◆ **Stored data entries**:
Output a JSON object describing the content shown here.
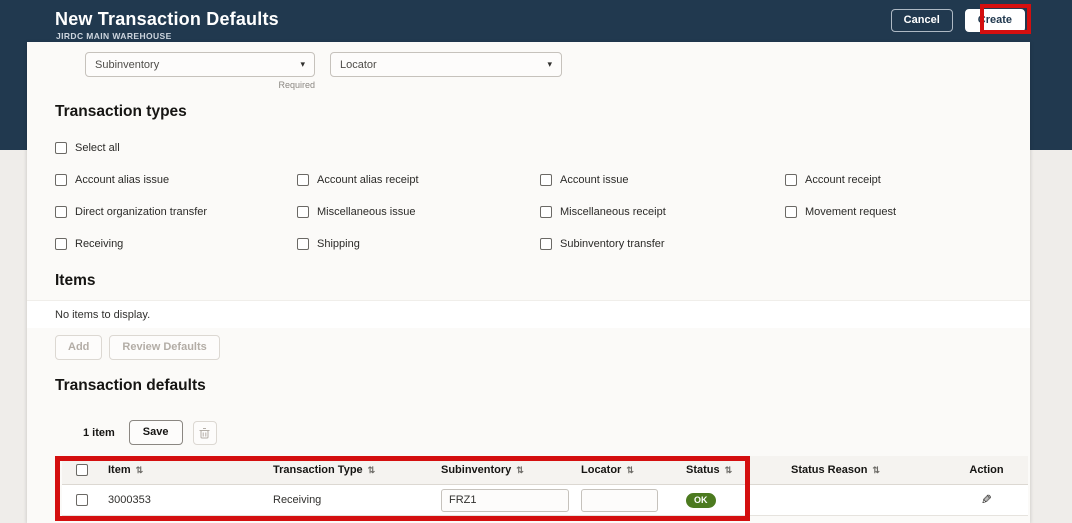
{
  "header": {
    "title": "New Transaction Defaults",
    "subtitle": "JIRDC MAIN WAREHOUSE",
    "cancel_label": "Cancel",
    "create_label": "Create"
  },
  "filters": {
    "subinventory_label": "Subinventory",
    "subinventory_required_hint": "Required",
    "locator_label": "Locator",
    "caret_icon": "▾"
  },
  "transaction_types": {
    "heading": "Transaction types",
    "select_all_label": "Select all",
    "options": [
      "Account alias issue",
      "Account alias receipt",
      "Account issue",
      "Account receipt",
      "Direct organization transfer",
      "Miscellaneous issue",
      "Miscellaneous receipt",
      "Movement request",
      "Receiving",
      "Shipping",
      "Subinventory transfer"
    ]
  },
  "items_section": {
    "heading": "Items",
    "empty_message": "No items to display.",
    "add_label": "Add",
    "review_defaults_label": "Review Defaults"
  },
  "defaults_section": {
    "heading": "Transaction defaults",
    "count_label": "1 item",
    "save_label": "Save",
    "sort_icon": "⇅",
    "pencil_icon": "✎",
    "table": {
      "columns": {
        "item": "Item",
        "transaction_type": "Transaction Type",
        "subinventory": "Subinventory",
        "locator": "Locator",
        "status": "Status",
        "status_reason": "Status Reason",
        "action": "Action"
      },
      "rows": [
        {
          "item": "3000353",
          "transaction_type": "Receiving",
          "subinventory": "FRZ1",
          "locator": "",
          "status": "OK",
          "status_reason": ""
        }
      ]
    }
  },
  "colors": {
    "header_navy": "#21394f",
    "panel_background": "#fbfaf8",
    "status_ok_green": "#4c7a1f",
    "annotation_red": "#d40f0f"
  }
}
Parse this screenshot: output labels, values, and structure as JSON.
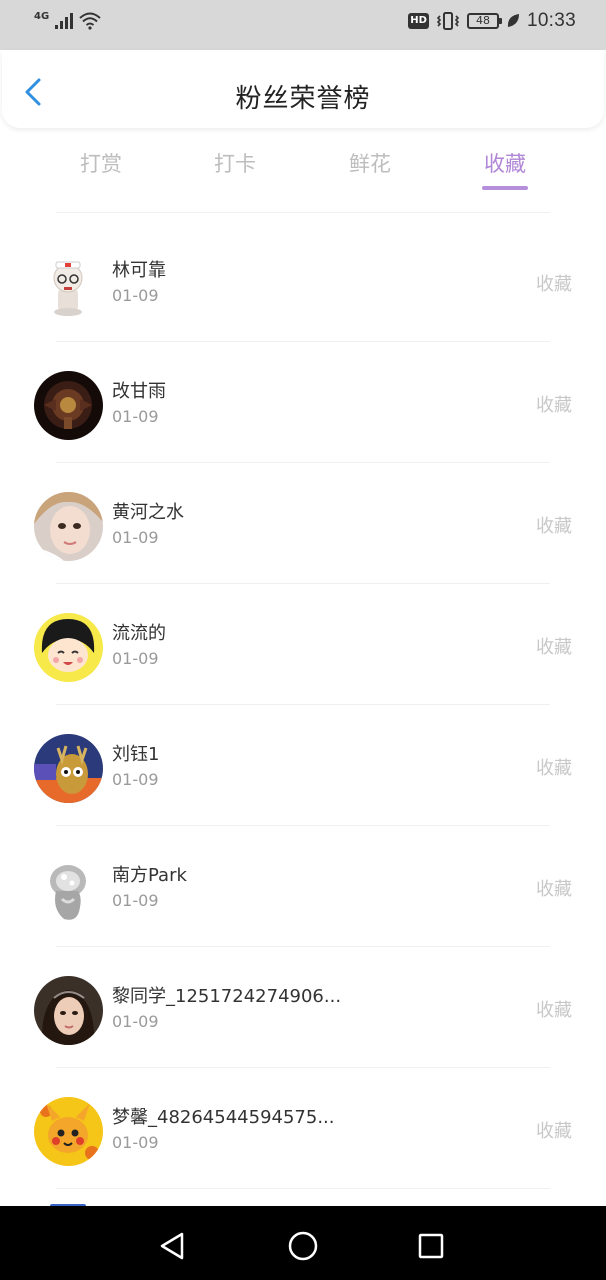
{
  "status_bar": {
    "network": "4G",
    "hd": "HD",
    "battery": "48",
    "time": "10:33"
  },
  "header": {
    "title": "粉丝荣誉榜"
  },
  "tabs": [
    {
      "label": "打赏"
    },
    {
      "label": "打卡"
    },
    {
      "label": "鲜花"
    },
    {
      "label": "收藏",
      "active": true
    }
  ],
  "list": [
    {
      "name": "林可靠",
      "date": "01-09",
      "action": "收藏"
    },
    {
      "name": "改甘雨",
      "date": "01-09",
      "action": "收藏"
    },
    {
      "name": "黄河之水",
      "date": "01-09",
      "action": "收藏"
    },
    {
      "name": "流流的",
      "date": "01-09",
      "action": "收藏"
    },
    {
      "name": "刘钰1",
      "date": "01-09",
      "action": "收藏"
    },
    {
      "name": "南方Park",
      "date": "01-09",
      "action": "收藏"
    },
    {
      "name": "黎同学_1251724274906...",
      "date": "01-09",
      "action": "收藏"
    },
    {
      "name": "梦馨_48264544594575...",
      "date": "01-09",
      "action": "收藏"
    }
  ],
  "colors": {
    "accent": "#b58fdb",
    "back_arrow": "#2f8fe0",
    "inactive_tab": "#bdbdbd"
  }
}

◆ **Task to carry out**: Where a line contains "Miscellaneous", copy that line.

◆ **Final result**:
      "Miscellaneous issue",
      "Miscellaneous receipt",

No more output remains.